Texto para analizar:
Frecuencia: Dos veces por semana por grupo muscular es óptimo para la mayoría de las personas. Esto permite la distribución del volumen, la recuperación y una práctica más frecuente de los movimientos. Un solo entrenamiento no es suficiente para progresar, y tres son arriesgados sin recuperación. Ejemplo: 4 series de pecho el lunes (press de banca) + 4 el jueves (press con mancuernas) = 8 series. Añade de 2 a 4 series de deltoides y tríceps los mismos días y estarás en la zona de crecimiento.
No confundas «tiempo en el gimnasio» con efectividad. 60 minutos de trabajo concentrado son mejores que 2 horas deambulando entre máquinas. Cada serie debe ser consciente.
La periodización es clave para el progreso a largo plazo. Cambia tu enfoque cada 4-8 semanas: por ejemplo, 4 semanas de fuerza (3-5 repeticiones), 4 semanas de hipertrofia (8-12), 2 semanas de recuperación activa (pesos ligeros, muchas repeticiones).
Escucha a tu cuerpo. Si te sientes bajo de energía, fuerza o sueño durante 3 días seguidos, reduce el volumen entre un 30 y un 50 % durante una semana. Esto no es una regresión, sino prevenir el sobreentrenamiento. Controla no solo tu peso, sino también cómo te sientes físicamente, tu fuerza durante el ejercicio y la calidad de tu sueño. Estos son indicadores más precisos que las cifras de la báscula por sí solas. No existe un programa perfecto. Existe un programa que se sigue con constancia. Un plan simple completado al 100 % es mejor que uno complejo completado solo al 50 %. El equilibrio entre intensidad, volumen y frecuencia es tu herramienta de adaptación. Úsalo con inteligencia.

Datos sin procesar:
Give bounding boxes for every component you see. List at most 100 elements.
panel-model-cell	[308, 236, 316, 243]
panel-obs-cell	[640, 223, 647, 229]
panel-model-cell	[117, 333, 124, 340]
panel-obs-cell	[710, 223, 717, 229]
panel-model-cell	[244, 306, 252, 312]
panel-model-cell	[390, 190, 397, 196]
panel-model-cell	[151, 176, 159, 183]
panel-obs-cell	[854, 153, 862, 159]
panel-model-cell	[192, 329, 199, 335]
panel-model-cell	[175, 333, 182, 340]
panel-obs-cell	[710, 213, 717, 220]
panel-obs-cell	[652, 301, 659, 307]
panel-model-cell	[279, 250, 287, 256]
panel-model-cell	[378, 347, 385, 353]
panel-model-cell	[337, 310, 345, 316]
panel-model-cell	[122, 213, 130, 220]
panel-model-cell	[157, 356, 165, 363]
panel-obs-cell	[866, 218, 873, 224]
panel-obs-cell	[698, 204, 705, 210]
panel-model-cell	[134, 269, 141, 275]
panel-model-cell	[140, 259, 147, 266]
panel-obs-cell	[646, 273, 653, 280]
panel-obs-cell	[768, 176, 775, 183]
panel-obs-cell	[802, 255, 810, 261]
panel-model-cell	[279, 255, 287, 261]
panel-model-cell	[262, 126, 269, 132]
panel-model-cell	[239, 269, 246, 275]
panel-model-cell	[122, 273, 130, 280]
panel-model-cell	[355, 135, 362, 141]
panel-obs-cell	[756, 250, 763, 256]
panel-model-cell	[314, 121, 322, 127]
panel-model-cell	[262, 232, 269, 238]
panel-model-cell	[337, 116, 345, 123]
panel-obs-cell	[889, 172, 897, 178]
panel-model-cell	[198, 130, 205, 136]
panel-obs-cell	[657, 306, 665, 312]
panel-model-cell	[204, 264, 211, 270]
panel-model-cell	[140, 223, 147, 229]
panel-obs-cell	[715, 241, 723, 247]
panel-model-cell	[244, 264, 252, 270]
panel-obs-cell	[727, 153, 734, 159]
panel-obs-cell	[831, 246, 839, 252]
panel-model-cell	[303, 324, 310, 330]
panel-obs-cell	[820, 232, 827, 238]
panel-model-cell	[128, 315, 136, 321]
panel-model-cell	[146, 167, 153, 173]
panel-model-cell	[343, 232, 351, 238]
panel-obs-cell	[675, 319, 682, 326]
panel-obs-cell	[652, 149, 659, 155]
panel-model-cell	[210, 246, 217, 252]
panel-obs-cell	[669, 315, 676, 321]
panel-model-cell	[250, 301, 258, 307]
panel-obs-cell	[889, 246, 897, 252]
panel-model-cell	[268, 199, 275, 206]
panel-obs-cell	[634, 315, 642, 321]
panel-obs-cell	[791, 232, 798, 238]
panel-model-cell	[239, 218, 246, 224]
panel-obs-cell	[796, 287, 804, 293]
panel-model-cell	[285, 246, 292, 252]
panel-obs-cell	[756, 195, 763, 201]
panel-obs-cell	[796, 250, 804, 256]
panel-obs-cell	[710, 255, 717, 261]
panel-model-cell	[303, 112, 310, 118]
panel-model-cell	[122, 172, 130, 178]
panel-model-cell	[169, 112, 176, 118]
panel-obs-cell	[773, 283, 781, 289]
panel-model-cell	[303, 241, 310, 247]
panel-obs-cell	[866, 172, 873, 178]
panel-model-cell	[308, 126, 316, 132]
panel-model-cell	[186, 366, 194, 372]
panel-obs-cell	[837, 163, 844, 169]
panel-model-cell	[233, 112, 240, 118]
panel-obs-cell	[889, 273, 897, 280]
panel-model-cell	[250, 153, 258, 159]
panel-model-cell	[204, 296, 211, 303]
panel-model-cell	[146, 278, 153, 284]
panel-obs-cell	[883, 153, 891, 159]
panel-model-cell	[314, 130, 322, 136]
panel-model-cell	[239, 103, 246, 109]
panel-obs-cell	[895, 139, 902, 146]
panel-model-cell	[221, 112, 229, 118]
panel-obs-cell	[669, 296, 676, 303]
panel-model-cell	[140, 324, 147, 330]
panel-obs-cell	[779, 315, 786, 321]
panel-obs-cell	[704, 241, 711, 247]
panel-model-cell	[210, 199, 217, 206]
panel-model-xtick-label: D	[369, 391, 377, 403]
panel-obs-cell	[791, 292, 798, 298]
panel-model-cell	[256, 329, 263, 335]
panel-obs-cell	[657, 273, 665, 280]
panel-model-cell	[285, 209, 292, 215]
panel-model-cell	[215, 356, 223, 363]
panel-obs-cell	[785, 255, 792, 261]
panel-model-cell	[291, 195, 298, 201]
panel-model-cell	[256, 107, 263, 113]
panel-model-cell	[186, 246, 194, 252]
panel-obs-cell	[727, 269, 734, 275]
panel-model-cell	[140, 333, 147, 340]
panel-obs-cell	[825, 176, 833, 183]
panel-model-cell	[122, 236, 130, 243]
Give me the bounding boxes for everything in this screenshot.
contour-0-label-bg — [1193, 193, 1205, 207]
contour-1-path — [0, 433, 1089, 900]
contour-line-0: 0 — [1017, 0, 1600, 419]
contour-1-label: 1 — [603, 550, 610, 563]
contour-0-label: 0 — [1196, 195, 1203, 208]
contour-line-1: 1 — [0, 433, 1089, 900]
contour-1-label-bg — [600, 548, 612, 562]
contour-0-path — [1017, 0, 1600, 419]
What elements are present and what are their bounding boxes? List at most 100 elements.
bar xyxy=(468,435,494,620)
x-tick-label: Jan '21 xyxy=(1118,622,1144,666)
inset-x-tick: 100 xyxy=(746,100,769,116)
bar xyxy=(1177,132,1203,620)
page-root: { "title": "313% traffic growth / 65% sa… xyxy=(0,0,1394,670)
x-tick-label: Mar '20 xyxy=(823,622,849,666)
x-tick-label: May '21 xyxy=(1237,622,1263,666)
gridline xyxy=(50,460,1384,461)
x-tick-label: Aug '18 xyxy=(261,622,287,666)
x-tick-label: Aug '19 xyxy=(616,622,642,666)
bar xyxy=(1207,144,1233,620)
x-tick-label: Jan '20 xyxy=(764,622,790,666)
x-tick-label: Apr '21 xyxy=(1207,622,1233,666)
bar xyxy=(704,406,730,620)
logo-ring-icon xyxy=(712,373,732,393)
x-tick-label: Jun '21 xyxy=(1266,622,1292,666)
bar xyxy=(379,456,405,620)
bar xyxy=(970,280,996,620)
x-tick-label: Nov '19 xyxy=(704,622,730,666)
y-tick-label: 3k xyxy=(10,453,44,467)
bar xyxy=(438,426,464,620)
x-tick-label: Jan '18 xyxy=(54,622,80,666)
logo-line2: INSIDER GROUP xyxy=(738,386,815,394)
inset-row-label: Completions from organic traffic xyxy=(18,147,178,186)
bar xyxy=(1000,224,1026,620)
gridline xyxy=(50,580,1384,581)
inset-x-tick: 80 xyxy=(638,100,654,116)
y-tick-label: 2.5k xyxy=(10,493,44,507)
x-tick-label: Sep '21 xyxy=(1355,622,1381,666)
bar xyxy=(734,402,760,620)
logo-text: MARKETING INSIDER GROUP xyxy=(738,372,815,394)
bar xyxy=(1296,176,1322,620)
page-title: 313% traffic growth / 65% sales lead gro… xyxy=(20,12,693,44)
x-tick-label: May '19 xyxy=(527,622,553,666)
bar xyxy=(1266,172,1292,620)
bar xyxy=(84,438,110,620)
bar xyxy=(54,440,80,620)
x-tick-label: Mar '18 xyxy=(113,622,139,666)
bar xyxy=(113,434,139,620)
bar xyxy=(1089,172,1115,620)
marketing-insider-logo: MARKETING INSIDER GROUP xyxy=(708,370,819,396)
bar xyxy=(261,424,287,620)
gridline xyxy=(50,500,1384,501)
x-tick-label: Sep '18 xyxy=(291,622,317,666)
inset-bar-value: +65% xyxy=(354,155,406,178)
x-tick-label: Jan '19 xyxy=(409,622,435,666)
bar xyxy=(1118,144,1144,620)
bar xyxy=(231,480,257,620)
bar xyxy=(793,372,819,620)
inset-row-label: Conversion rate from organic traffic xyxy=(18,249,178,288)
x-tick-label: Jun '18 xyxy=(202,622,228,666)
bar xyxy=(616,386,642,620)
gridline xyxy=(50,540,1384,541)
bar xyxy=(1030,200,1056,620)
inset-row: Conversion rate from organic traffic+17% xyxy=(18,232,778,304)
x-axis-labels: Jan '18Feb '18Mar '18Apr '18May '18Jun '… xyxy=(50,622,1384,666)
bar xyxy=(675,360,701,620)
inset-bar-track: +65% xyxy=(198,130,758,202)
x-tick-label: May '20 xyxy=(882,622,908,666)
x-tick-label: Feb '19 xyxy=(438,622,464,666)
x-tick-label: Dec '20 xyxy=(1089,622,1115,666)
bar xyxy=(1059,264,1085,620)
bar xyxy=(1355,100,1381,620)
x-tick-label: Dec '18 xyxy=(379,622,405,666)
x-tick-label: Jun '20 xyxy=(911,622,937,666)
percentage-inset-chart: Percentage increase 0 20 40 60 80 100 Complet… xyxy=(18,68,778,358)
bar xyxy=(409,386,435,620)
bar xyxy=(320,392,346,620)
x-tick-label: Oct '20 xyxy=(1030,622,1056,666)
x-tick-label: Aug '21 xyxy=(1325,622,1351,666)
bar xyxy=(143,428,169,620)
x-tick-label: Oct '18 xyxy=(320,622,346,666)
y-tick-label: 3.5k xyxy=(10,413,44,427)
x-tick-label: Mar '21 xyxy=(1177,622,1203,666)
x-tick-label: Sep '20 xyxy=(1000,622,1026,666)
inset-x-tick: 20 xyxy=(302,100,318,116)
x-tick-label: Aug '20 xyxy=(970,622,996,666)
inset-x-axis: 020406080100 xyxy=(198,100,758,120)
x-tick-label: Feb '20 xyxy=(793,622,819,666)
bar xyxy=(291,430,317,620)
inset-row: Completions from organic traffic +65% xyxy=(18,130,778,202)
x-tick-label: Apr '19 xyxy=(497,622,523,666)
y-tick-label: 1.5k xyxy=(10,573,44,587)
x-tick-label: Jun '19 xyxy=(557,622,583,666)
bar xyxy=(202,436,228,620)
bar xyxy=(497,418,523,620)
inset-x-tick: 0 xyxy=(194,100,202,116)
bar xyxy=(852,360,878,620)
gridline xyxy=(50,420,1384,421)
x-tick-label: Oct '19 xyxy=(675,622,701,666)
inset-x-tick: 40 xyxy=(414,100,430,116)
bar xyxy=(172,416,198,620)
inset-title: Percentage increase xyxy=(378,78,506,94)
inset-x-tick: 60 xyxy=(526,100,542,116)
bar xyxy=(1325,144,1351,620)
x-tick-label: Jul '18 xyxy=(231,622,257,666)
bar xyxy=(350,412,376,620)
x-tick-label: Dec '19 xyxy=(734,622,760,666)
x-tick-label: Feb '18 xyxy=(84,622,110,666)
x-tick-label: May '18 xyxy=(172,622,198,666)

Preguntas:
1. ¿Puedes imprimir sin ningún cambio el fragmento del texto sobre entrenamiento que va desde «Escucha a tu» hasta «Úsalo con inteligencia.»?
2. ¿Cómo se traduce al inglés esta oración del texto sobre entrenamiento: «Un plan simple completado al 100 % es mejor que uno complejo completado solo al 50 %»?
El material no guarda relación con el texto sobre entrenamiento.

Respuestas:
1.
Escucha a tu cuerpo. Si te sientes bajo de energía, fuerza o sueño durante 3 días seguidos, reduce el volumen entre un 30 y un 50 % durante una semana. Esto no es una regresión, sino prevenir el sobreentrenamiento. Controla no solo tu peso, sino también cómo te sientes físicamente, tu fuerza durante el ejercicio y la calidad de tu sueño. Estos son indicadores más precisos que las cifras de la báscula por sí solas. No existe un programa perfecto. Existe un programa que se sigue con constancia. Un plan simple completado al 100 % es mejor que uno complejo completado solo al 50 %. El equilibrio entre intensidad, volumen y frecuencia es tu herramienta de adaptación. Úsalo con inteligencia.

2. A simple plan completed 100% is better than a complex one completed only 50%.